### The data

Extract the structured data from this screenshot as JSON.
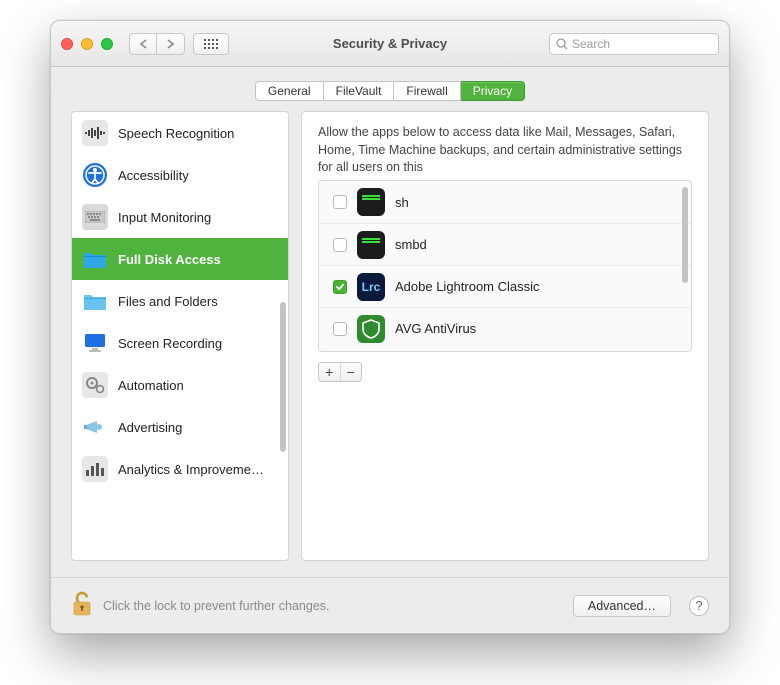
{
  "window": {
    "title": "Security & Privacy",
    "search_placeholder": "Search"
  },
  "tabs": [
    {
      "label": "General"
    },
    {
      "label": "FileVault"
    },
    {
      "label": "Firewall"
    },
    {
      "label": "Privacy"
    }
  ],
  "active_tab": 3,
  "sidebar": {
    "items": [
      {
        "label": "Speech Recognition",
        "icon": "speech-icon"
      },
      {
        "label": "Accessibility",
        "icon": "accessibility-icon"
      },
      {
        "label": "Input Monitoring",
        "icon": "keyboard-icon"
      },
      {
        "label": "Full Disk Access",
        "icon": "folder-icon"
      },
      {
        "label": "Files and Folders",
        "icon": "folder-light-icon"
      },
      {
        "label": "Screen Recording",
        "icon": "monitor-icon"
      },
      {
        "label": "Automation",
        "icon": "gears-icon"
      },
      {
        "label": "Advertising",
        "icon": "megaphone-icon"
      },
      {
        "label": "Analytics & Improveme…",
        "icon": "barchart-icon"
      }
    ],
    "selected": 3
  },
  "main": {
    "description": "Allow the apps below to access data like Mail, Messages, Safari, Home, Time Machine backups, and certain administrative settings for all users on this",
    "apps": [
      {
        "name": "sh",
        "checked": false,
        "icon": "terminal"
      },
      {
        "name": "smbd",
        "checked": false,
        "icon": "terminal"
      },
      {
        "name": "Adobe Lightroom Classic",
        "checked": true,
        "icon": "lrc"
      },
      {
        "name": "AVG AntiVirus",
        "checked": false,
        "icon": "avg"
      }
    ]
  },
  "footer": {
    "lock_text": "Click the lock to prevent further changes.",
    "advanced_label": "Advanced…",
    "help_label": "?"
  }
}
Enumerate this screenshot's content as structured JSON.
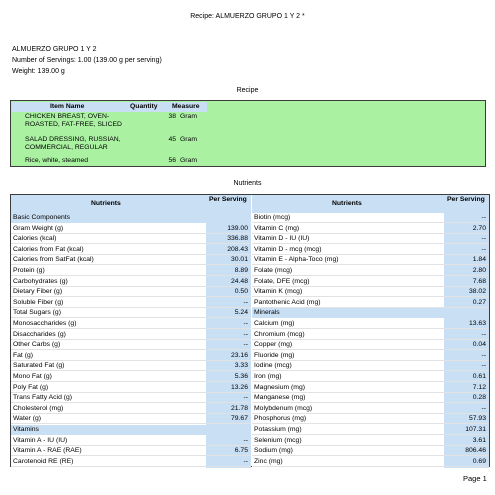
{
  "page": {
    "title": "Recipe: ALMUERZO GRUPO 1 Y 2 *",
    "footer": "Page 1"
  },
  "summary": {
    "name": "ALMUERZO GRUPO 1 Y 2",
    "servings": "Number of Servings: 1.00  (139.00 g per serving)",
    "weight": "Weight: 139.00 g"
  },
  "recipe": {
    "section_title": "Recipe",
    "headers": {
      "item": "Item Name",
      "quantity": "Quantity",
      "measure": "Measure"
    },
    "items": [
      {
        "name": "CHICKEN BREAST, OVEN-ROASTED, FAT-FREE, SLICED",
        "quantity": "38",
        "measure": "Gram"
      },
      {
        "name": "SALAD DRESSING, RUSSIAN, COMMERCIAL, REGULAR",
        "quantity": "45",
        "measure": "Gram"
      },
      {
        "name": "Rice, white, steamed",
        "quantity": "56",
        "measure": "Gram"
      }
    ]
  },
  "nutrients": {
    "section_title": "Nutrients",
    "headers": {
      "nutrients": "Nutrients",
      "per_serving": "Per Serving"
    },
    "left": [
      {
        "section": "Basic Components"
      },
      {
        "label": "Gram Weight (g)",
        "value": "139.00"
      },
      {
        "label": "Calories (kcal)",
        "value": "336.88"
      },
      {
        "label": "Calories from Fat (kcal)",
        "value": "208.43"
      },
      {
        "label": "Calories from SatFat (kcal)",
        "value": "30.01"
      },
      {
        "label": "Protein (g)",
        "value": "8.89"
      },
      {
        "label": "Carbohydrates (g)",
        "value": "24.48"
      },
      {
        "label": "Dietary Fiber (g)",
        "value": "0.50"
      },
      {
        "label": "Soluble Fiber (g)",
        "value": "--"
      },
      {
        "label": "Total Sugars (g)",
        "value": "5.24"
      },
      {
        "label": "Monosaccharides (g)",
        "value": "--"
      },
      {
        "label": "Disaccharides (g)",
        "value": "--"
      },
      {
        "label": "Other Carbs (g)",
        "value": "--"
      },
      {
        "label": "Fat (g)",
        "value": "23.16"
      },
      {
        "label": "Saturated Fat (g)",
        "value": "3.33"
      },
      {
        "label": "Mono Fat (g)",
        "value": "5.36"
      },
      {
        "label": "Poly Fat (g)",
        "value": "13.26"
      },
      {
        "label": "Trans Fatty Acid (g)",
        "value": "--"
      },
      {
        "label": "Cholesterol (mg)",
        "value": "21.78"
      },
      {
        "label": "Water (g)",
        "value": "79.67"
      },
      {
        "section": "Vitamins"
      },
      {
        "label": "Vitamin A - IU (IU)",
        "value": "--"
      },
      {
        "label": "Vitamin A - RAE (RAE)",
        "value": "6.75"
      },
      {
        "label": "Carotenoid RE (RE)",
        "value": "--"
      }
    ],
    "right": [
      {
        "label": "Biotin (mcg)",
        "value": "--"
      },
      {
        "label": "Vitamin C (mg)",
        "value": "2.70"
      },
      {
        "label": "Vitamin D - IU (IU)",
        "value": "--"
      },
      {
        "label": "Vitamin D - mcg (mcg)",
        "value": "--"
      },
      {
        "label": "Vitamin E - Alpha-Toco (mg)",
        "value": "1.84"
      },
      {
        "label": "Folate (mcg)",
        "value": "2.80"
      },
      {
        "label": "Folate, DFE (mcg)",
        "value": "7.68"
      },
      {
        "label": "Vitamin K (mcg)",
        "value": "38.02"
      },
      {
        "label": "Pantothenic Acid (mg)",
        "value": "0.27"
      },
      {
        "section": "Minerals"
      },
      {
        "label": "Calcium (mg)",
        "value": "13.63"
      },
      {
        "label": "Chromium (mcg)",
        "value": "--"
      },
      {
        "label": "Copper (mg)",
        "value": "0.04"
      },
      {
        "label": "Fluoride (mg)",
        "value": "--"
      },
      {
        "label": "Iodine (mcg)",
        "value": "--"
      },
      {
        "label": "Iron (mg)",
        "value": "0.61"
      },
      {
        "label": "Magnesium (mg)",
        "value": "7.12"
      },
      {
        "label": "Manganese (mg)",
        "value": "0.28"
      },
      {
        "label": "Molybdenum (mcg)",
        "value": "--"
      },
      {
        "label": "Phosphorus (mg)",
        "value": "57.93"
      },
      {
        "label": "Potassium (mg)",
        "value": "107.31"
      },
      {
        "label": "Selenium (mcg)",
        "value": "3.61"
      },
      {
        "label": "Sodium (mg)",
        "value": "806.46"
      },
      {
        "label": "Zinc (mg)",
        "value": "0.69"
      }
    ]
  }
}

######

Aim of the exercise >> Filter the records above and copy every line that contains the word "Weight".

Answer >>
    "weight": "Weight: 139.00 g"
        "label": "Gram Weight (g)",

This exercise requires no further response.